Using the material that follows, identify and copy each line with the string "content".

>> begin RECORDED INFORMATION

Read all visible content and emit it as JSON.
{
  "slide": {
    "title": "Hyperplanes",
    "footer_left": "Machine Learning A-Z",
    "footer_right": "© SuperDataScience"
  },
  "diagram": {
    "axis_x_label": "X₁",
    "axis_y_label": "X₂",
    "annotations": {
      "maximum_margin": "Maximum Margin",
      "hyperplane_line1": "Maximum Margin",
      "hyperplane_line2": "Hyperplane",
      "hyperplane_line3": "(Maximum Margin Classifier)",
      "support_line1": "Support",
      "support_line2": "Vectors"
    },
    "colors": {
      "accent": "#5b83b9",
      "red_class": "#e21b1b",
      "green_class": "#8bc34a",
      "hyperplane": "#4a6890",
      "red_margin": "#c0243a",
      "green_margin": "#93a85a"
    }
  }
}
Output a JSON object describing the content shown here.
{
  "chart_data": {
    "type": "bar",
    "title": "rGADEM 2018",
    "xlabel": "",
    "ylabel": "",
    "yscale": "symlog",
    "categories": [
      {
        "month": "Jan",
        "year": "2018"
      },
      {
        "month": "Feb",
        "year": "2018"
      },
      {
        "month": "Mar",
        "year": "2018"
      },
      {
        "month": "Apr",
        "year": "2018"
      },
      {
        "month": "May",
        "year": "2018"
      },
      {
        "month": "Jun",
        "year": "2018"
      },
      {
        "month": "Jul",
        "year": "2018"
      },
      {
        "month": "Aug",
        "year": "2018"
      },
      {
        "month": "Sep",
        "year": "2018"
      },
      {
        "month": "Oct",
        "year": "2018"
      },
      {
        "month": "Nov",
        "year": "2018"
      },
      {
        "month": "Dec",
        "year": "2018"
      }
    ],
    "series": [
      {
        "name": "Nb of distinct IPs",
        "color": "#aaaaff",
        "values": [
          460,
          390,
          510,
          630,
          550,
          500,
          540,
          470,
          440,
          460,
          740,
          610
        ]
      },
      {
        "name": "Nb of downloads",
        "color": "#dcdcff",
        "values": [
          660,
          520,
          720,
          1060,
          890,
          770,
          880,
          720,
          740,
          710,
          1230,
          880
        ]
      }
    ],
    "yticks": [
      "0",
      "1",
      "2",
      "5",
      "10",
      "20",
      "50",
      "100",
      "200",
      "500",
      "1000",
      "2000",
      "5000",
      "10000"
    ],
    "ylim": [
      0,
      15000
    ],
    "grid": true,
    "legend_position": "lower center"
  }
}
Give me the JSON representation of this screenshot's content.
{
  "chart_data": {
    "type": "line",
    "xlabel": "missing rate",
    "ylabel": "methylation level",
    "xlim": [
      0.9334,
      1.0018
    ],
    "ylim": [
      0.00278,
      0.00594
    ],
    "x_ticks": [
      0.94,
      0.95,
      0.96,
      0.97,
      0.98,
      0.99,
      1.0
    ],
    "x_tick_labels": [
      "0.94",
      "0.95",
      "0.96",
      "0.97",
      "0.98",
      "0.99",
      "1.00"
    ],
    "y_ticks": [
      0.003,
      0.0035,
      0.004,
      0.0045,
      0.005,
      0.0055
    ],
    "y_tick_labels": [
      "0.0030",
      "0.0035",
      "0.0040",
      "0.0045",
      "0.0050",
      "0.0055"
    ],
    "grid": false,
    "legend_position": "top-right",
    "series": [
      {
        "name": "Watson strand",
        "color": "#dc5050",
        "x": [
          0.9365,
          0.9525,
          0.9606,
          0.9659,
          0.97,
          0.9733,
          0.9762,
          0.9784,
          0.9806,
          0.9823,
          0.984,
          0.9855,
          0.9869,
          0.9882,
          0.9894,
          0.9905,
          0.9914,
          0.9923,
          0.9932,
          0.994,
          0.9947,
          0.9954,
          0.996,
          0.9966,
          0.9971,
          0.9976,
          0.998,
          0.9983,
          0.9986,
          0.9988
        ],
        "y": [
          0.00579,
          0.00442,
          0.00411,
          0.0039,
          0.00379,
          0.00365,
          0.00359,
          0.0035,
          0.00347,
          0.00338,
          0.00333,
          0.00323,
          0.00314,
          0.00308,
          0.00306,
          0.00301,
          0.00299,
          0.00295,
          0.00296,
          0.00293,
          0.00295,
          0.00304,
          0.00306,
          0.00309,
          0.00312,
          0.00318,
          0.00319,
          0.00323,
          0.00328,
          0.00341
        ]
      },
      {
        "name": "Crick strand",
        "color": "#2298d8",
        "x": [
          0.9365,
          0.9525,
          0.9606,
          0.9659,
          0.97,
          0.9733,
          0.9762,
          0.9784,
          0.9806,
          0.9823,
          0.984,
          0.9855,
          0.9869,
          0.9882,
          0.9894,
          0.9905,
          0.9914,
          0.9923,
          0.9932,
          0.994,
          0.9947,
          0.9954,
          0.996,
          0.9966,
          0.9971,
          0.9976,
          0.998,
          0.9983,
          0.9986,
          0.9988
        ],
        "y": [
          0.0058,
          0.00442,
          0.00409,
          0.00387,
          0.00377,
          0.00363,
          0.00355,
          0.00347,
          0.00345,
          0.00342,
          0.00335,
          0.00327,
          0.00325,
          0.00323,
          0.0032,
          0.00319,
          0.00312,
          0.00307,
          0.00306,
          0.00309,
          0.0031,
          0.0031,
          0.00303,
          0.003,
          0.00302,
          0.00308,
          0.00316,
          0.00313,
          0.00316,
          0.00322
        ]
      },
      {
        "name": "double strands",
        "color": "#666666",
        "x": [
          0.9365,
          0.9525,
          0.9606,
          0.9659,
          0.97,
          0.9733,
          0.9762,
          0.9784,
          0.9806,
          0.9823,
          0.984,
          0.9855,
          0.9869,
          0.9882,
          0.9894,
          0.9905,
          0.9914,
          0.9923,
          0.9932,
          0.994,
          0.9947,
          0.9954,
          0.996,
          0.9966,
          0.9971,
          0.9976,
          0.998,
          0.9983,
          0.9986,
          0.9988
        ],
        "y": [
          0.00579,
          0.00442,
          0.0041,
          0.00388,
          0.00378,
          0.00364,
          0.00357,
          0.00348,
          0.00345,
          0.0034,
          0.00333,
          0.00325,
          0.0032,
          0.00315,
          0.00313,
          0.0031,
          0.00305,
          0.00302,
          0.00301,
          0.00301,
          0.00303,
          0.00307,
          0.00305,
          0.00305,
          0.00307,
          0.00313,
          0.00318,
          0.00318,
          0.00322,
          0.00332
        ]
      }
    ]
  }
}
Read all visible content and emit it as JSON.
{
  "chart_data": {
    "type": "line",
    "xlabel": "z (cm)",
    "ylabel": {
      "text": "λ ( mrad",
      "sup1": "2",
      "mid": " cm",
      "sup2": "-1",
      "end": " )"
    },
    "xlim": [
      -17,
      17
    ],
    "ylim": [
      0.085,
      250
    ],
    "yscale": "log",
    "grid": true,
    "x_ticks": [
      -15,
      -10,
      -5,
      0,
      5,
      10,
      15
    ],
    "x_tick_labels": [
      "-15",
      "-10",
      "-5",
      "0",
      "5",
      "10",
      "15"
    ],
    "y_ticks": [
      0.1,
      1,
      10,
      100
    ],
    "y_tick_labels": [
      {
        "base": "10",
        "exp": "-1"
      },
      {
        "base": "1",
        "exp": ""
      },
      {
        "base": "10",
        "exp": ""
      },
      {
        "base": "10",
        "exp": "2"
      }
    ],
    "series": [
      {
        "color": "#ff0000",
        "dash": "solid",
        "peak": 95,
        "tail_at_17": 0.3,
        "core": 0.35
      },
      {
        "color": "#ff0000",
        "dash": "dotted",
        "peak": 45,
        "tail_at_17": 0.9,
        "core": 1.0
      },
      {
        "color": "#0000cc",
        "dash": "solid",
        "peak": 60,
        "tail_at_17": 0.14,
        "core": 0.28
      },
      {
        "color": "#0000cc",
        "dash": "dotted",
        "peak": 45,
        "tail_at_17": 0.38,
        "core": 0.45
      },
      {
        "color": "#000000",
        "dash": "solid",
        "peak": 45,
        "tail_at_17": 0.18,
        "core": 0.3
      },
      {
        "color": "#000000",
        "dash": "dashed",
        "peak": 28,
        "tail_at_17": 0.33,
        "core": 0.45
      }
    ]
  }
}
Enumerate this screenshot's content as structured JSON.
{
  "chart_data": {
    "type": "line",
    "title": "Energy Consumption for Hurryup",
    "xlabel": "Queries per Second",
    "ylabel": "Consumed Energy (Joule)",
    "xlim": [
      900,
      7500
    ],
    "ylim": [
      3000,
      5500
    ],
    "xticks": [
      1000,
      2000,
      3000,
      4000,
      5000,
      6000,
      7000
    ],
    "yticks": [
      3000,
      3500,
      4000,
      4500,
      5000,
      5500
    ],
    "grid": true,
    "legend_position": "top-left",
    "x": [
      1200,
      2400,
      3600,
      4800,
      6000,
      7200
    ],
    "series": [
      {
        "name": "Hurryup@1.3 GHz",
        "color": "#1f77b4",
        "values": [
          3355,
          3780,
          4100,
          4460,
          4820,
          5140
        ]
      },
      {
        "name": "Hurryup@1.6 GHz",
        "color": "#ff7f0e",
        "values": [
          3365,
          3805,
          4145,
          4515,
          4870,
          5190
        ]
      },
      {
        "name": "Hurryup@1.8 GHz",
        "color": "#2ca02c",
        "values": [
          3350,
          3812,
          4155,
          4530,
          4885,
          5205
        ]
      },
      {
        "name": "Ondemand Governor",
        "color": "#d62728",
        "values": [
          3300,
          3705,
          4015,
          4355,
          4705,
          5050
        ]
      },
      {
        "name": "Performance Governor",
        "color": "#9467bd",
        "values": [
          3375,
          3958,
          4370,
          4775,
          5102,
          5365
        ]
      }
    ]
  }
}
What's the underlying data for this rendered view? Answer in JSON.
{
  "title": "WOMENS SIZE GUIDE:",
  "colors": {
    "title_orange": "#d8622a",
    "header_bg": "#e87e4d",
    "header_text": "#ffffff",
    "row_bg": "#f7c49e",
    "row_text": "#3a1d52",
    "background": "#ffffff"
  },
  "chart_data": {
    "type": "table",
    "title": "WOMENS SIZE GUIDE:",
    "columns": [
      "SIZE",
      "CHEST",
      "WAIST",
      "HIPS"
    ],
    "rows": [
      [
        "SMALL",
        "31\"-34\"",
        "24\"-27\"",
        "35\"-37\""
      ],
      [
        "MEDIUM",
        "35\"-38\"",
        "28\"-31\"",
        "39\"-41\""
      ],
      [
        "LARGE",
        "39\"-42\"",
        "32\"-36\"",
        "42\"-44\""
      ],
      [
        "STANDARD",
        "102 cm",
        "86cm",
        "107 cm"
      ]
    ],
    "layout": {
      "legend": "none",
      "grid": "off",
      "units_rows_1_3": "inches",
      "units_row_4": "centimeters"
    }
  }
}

>> end RECORDED INFORMATION

## COMPLETE OUTPUT
Read all visible content and emit it as JSON.
Output a JSON object describing the content shown here.
Give me the JSON representation of this screenshot's content.
Read all visible content and emit it as JSON.
Enumerate this screenshot's content as structured JSON.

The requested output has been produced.